Locate the line that contains "Transcribe this image's". Print it and each following line through the end of the listing, verbatim, and nothing more.

**Records to use:**

======

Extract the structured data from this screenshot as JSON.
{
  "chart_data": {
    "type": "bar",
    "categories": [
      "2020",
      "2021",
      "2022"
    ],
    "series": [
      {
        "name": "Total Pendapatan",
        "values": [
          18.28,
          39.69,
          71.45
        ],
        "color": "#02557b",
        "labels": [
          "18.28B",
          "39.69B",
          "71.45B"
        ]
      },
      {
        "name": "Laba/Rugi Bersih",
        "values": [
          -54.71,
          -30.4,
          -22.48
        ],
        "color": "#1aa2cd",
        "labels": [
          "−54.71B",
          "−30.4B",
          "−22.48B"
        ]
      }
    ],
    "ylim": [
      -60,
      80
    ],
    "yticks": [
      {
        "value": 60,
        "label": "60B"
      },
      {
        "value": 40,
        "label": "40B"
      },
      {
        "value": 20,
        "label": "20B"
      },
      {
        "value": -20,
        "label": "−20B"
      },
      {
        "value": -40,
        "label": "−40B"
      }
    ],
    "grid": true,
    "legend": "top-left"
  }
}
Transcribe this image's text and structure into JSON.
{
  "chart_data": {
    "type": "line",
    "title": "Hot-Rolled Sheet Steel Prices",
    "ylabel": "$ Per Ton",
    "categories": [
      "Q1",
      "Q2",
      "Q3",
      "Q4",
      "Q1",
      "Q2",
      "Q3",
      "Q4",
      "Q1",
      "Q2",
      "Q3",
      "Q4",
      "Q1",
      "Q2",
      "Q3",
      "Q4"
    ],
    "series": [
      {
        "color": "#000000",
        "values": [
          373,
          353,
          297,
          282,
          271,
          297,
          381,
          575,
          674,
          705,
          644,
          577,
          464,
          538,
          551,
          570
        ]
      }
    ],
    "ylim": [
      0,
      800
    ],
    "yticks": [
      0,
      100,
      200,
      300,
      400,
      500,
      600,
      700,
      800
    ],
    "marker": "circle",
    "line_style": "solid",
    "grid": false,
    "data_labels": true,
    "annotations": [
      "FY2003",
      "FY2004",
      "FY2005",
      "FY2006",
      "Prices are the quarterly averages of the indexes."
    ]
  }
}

======

**Exercise answer:**
Transcribe this image's text and structure into JSON.
{
  "chart_data": {
    "type": "line",
    "title": "Hot-Rolled Sheet Steel Prices",
    "ylabel": "$ Per Ton",
    "categories": [
      "Q1",
      "Q2",
      "Q3",
      "Q4",
      "Q1",
      "Q2",
      "Q3",
      "Q4",
      "Q1",
      "Q2",
      "Q3",
      "Q4",
      "Q1",
      "Q2",
      "Q3",
      "Q4"
    ],
    "series": [
      {
        "color": "#000000",
        "values": [
          373,
          353,
          297,
          282,
          271,
          297,
          381,
          575,
          674,
          705,
          644,
          577,
          464,
          538,
          551,
          570
        ]
      }
    ],
    "ylim": [
      0,
      800
    ],
    "yticks": [
      0,
      100,
      200,
      300,
      400,
      500,
      600,
      700,
      800
    ],
    "marker": "circle",
    "line_style": "solid",
    "grid": false,
    "data_labels": true,
    "annotations": [
      "FY2003",
      "FY2004",
      "FY2005",
      "FY2006",
      "Prices are the quarterly averages of the indexes."
    ]
  }
}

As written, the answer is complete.